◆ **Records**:
────────────────
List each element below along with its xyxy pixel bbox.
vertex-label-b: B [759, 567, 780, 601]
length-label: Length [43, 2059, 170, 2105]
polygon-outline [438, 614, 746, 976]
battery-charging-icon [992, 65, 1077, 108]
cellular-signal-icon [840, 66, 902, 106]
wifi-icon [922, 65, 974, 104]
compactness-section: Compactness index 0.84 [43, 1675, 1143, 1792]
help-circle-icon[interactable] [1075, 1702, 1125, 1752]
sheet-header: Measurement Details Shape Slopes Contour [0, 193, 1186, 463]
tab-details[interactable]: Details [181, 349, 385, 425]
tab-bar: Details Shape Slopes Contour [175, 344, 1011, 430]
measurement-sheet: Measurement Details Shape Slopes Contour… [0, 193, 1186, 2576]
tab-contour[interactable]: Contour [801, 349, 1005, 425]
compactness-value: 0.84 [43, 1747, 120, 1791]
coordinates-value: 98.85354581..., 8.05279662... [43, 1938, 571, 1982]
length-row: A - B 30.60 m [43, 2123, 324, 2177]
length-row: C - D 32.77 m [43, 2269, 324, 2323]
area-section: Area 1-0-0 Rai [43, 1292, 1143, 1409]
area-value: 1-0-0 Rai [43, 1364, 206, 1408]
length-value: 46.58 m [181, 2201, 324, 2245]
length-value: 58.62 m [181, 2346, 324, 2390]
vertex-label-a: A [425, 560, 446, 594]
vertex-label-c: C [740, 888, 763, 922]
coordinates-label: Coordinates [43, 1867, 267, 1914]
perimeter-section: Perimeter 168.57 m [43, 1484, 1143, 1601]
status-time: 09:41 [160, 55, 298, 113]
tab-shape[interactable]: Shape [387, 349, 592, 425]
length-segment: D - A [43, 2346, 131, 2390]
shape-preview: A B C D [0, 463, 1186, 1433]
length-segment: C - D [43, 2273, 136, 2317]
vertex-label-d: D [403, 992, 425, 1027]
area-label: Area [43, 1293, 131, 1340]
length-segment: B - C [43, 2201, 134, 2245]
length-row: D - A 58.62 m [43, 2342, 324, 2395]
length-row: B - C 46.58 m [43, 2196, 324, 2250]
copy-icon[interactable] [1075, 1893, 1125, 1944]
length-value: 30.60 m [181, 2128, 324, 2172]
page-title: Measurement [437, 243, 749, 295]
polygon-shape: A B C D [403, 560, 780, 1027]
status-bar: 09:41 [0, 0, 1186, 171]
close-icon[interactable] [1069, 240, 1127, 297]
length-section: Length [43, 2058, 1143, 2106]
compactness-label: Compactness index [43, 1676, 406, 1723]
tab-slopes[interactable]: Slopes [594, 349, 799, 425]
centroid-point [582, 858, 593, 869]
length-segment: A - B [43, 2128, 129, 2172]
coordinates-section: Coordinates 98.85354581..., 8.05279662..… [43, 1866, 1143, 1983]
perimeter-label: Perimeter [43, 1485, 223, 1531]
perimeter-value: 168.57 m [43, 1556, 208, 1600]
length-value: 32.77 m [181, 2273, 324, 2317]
────────────────
Rewrite the entries starting at the beginning and ending at the line containing "compactness-section: Compactness index", changing "bbox" to "bounding box" and keeping everything else the same.

List each element below along with its xyxy pixel bounding box.
vertex-label-b: B [759, 567, 780, 601]
length-label: Length [43, 2059, 170, 2105]
polygon-outline [438, 614, 746, 976]
battery-charging-icon [992, 65, 1077, 108]
cellular-signal-icon [840, 66, 902, 106]
wifi-icon [922, 65, 974, 104]
compactness-section: Compactness index 0.84 [43, 1675, 1143, 1792]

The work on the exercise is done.